**** TEXTO FORNECIDO

Correio braziliense, n. 20234, 14/10/2019. Brasil, p. 9

 

Desemprego como fiel da balança

Alessandro Azevedo e Andressa Paulino

14/10/2019

 

 

ELEIÇÕES 2018 » Com 27,6 milhões de pessoas sem ocupação no país, candidatos precisam dar atenção especial aos que sofrem com a falta de oportunidade. Mulheres, negros e os jovens são os mais atingidos pelo problema

No Brasil, falta emprego para 27,6 milhões de pessoas. Muitas delas vão às urnas no dia 28 para decidir o futuro representante do país. E um dos assuntos mais discutido durante as campanhas de debates foi o desemprego. Mulheres, negros e jovens são os que mais sofrem com a falta de oportunidade. Um público delicado, que precisa escolher em poucos dias quem é o mais indicado para colocar o país de volta no mercado de trabalho.

“A piora no mercado de trabalho nos últimos anos pegou todo mundo, mas atingiu mais fortemente alguns setores específicos”, explica a técnica de planejamento e pesquisa da Diretoria de Estudos e Políticas Macroeconômicas do Instituto de Pesquisa Econômica Aplicada (Ipea) Maria Andréia Lameiras. Um dos pontos mais graves dessa situação é que ela não é explicada por eventuais diferenças no nível de educação entre esses grupos. “Negros e mulheres enfrentam essa desigualdade há muitos anos. E não é por questão de escolaridade, já que mulheres, em geral, têm escolaridade maior que homens. Há um componente discriminatório claro, um tratamento diferencial”, observa Fernando de Holanda Barbosa Filho, pesquisador sênior da área de Economia Aplicada do Instituto Brasileiro de Economia da Fundação Getulio Vargas (Ibre-FGV).

********

=== TAREFAS OBRIGATÓRIAS ===
A) Transcreva do texto sobre o desemprego o trecho que se inicia nas palavras "No Brasil, falta" e se encerra após "mercado de trabalho.".
B) Relacione os grupos que, segundo o texto sobre o desemprego, são os mais atingidos pela falta de oportunidade.
C) Responda às perguntas abaixo com base no texto sobre o desemprego.
(i) Para quantas pessoas falta emprego no Brasil?
(ii) Em que dia os eleitores vão às urnas?
(iii) Segundo Fernando de Holanda Barbosa Filho, quem, em geral, tem escolaridade maior que os homens?

**** TRECHOS DE DADOS

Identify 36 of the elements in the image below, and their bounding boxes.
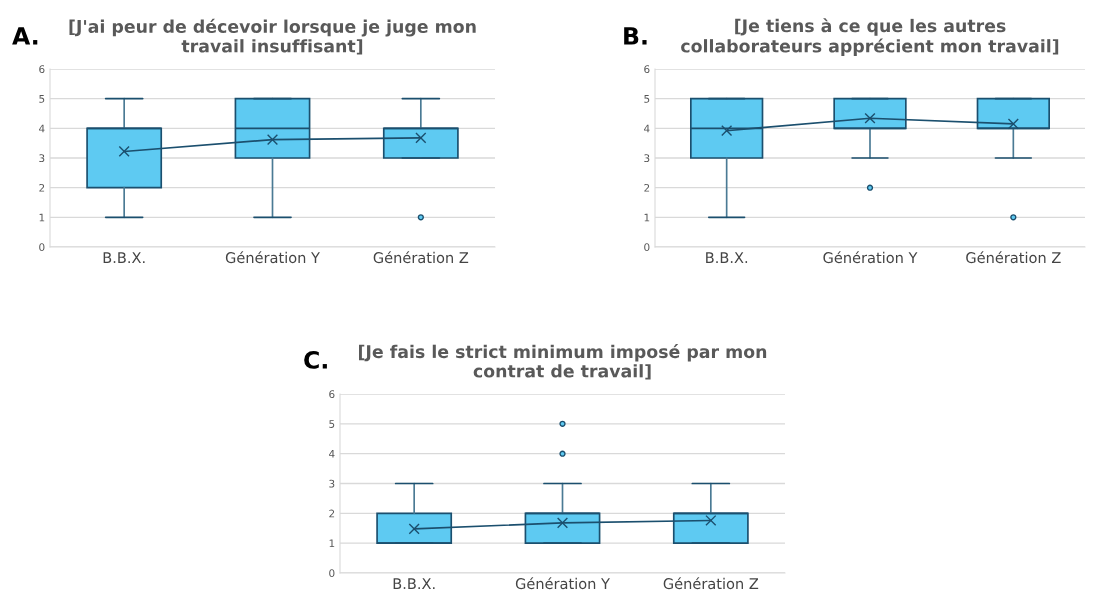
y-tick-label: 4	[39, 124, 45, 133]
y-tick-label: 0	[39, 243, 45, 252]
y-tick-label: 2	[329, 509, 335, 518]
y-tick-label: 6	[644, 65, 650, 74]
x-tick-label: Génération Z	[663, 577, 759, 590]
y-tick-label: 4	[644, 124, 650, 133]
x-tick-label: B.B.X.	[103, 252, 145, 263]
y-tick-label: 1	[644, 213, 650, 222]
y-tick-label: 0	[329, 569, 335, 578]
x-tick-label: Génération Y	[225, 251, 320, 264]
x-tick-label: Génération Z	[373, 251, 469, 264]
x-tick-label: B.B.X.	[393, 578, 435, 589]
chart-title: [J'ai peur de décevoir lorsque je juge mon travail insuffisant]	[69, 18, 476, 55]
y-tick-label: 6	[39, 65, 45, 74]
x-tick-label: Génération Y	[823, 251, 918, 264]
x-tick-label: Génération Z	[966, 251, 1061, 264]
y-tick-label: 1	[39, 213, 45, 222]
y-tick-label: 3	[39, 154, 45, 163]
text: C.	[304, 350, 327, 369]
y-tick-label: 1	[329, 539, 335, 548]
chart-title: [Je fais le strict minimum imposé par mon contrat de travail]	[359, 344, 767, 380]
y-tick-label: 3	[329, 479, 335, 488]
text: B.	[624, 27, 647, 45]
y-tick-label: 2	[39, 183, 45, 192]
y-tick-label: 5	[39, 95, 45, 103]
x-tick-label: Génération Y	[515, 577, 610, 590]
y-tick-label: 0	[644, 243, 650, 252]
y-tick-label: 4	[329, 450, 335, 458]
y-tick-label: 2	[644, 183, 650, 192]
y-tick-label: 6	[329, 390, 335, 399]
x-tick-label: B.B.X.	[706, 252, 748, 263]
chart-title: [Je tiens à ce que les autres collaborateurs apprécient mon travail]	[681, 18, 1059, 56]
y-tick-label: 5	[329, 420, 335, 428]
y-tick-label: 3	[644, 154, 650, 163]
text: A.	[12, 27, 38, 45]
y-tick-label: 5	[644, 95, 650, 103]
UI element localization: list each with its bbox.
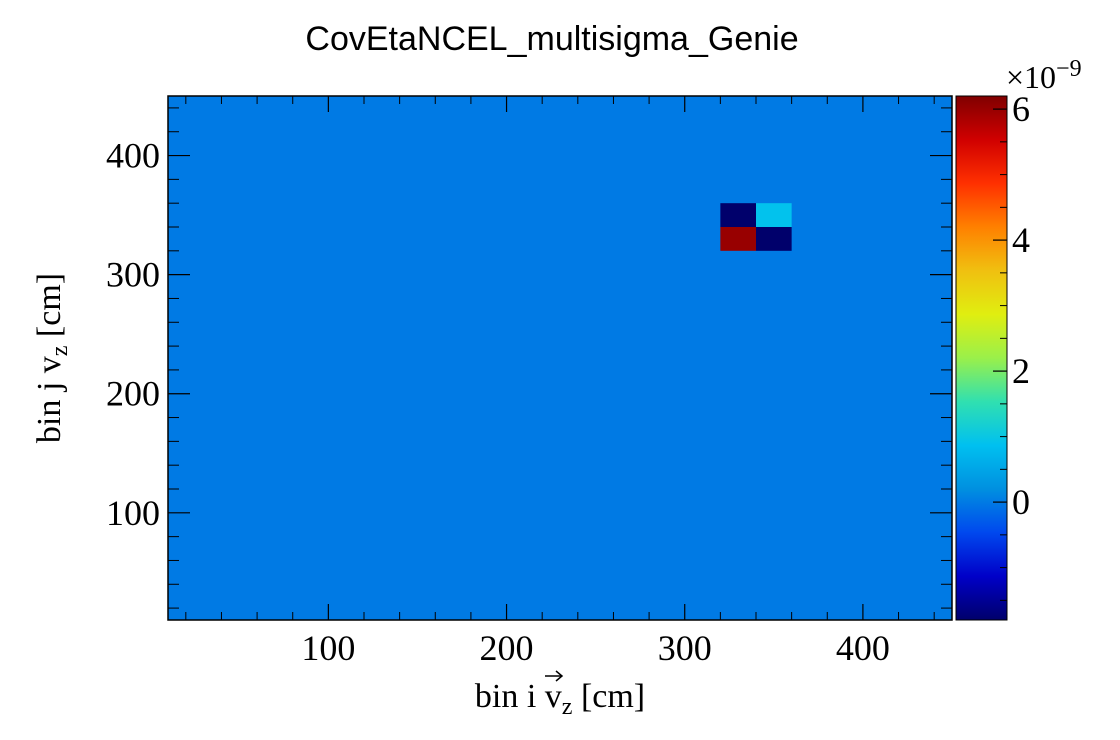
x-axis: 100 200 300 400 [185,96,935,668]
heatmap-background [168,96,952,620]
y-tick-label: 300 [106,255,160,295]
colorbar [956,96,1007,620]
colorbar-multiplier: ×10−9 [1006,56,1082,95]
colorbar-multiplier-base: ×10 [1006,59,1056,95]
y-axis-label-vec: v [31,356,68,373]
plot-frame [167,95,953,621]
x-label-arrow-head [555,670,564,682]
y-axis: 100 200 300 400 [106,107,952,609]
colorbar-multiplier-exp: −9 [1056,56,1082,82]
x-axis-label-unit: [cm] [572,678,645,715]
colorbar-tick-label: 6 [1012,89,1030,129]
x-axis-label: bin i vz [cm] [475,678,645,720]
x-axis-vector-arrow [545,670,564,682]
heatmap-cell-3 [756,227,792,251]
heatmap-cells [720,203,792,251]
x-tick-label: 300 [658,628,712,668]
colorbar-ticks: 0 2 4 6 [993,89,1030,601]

********

=== RESULTADOS POR TAREFA ===
A)
No Brasil, falta emprego para 27,6 milhões de pessoas. Muitas delas vão às urnas no dia 28 para decidir o futuro representante do país. E um dos assuntos mais discutido durante as campanhas de debates foi o desemprego. Mulheres, negros e jovens são os que mais sofrem com a falta de oportunidade. Um público delicado, que precisa escolher em poucos dias quem é o mais indicado para colocar o país de volta no mercado de trabalho.

B)
Mulheres
Negros
Jovens

C)
(i) 27,6 milhões de pessoas.
(ii) No dia 28.
(iii) As mulheres.